(TASK DIRECTIONS)
Pictures should be excluded; otherwise, copy every entry exactly.

(DATA SUPPLIED)

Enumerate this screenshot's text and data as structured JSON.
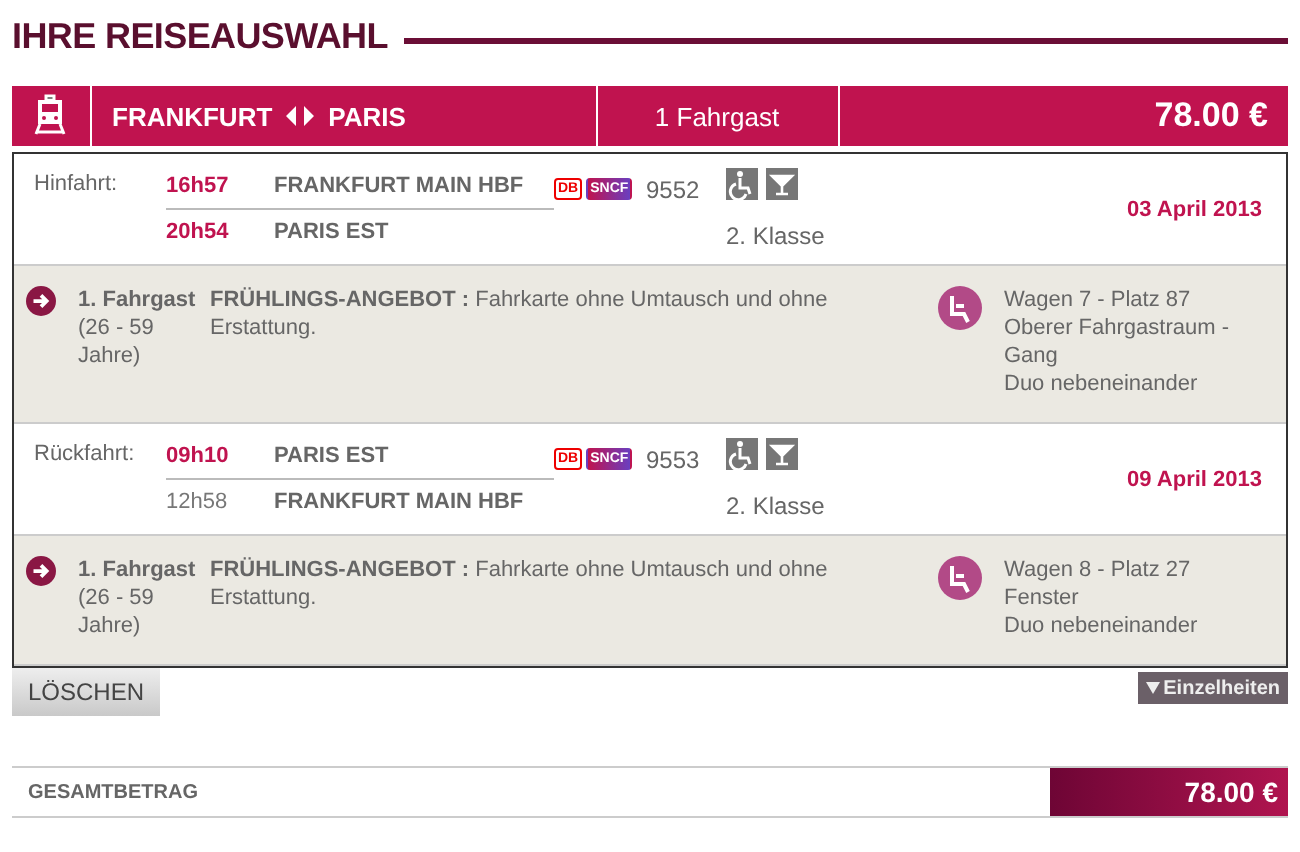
{
  "title": "IHRE REISEAUSWAHL",
  "summary": {
    "from": "FRANKFURT",
    "to": "PARIS",
    "passengers": "1 Fahrgast",
    "price": "78.00 €"
  },
  "journeys": [
    {
      "label": "Hinfahrt:",
      "stops": [
        {
          "time": "16h57",
          "station": "FRANKFURT MAIN HBF",
          "highlighted": true
        },
        {
          "time": "20h54",
          "station": "PARIS EST",
          "highlighted": true
        }
      ],
      "operators": [
        "DB",
        "SNCF"
      ],
      "train": "9552",
      "travel_class": "2. Klasse",
      "date": "03 April 2013",
      "passenger": {
        "name": "1. Fahrgast",
        "age": "(26 - 59 Jahre)",
        "offer": "**FRÜHLINGS-ANGEBOT :** Fahrkarte ohne Umtausch und ohne Erstattung.",
        "seat": [
          "Wagen 7 - Platz 87",
          "Oberer Fahrgastraum - Gang",
          "Duo nebeneinander"
        ]
      }
    },
    {
      "label": "Rückfahrt:",
      "stops": [
        {
          "time": "09h10",
          "station": "PARIS EST",
          "highlighted": true
        },
        {
          "time": "12h58",
          "station": "FRANKFURT MAIN HBF",
          "highlighted": false
        }
      ],
      "operators": [
        "DB",
        "SNCF"
      ],
      "train": "9553",
      "travel_class": "2. Klasse",
      "date": "09 April 2013",
      "passenger": {
        "name": "1. Fahrgast",
        "age": "(26 - 59 Jahre)",
        "offer": "**FRÜHLINGS-ANGEBOT :** Fahrkarte ohne Umtausch und ohne Erstattung.",
        "seat": [
          "Wagen 8 - Platz 27",
          "Fenster",
          "Duo nebeneinander"
        ]
      }
    }
  ],
  "delete_button": "LÖSCHEN",
  "details_button": "Einzelheiten",
  "total": {
    "label": "GESAMTBETRAG",
    "amount": "78.00 €"
  }
}
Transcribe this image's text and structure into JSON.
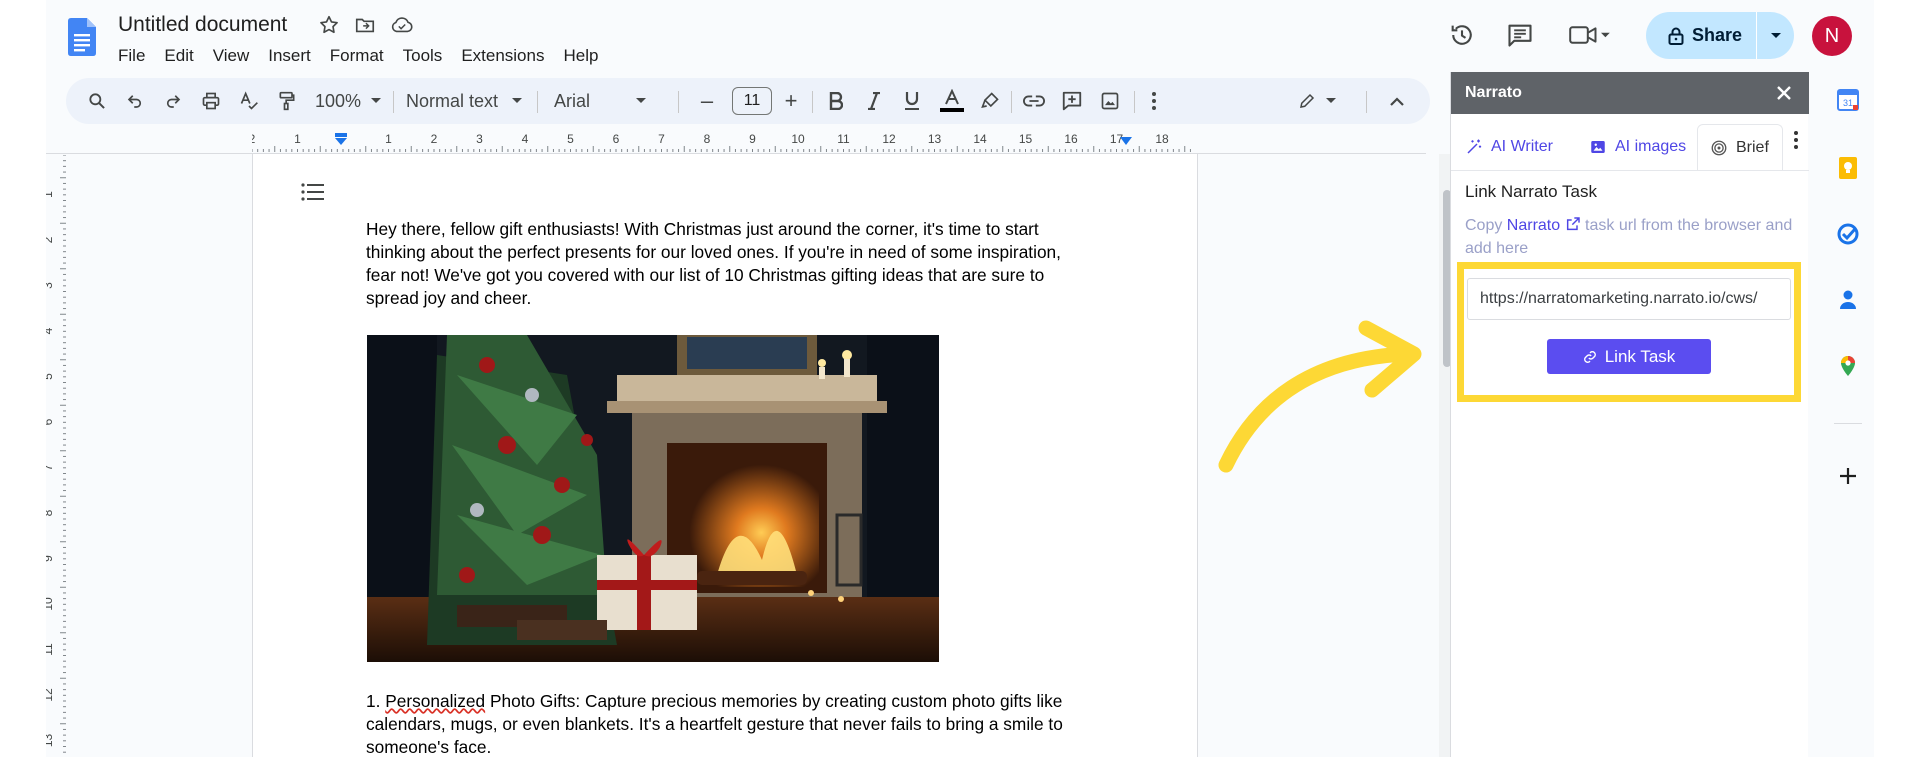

(EXERCISE OUTPUT)
Enumerate this screenshot's text and data as structured JSON.
{
  "title": "IHRE REISEAUSWAHL",
  "summary": {
    "from": "FRANKFURT",
    "to": "PARIS",
    "passengers": "1 Fahrgast",
    "price": "78.00 €"
  },
  "journeys": [
    {
      "label": "Hinfahrt:",
      "stops": [
        {
          "time": "16h57",
          "station": "FRANKFURT MAIN HBF",
          "highlighted": true
        },
        {
          "time": "20h54",
          "station": "PARIS EST",
          "highlighted": true
        }
      ],
      "operators": [
        "DB",
        "SNCF"
      ],
      "train": "9552",
      "travel_class": "2. Klasse",
      "date": "03 April 2013",
      "passenger": {
        "name": "1. Fahrgast",
        "age": "(26 - 59 Jahre)",
        "offer": "**FRÜHLINGS-ANGEBOT :** Fahrkarte ohne Umtausch und ohne Erstattung.",
        "seat": [
          "Wagen 7 - Platz 87",
          "Oberer Fahrgastraum - Gang",
          "Duo nebeneinander"
        ]
      }
    },
    {
      "label": "Rückfahrt:",
      "stops": [
        {
          "time": "09h10",
          "station": "PARIS EST",
          "highlighted": true
        },
        {
          "time": "12h58",
          "station": "FRANKFURT MAIN HBF",
          "highlighted": false
        }
      ],
      "operators": [
        "DB",
        "SNCF"
      ],
      "train": "9553",
      "travel_class": "2. Klasse",
      "date": "09 April 2013",
      "passenger": {
        "name": "1. Fahrgast",
        "age": "(26 - 59 Jahre)",
        "offer": "**FRÜHLINGS-ANGEBOT :** Fahrkarte ohne Umtausch und ohne Erstattung.",
        "seat": [
          "Wagen 8 - Platz 27",
          "Fenster",
          "Duo nebeneinander"
        ]
      }
    }
  ],
  "delete_button": "LÖSCHEN",
  "details_button": "Einzelheiten",
  "total": {
    "label": "GESAMTBETRAG",
    "amount": "78.00 €"
  }
}
Transcribe this image's text and structure into JSON.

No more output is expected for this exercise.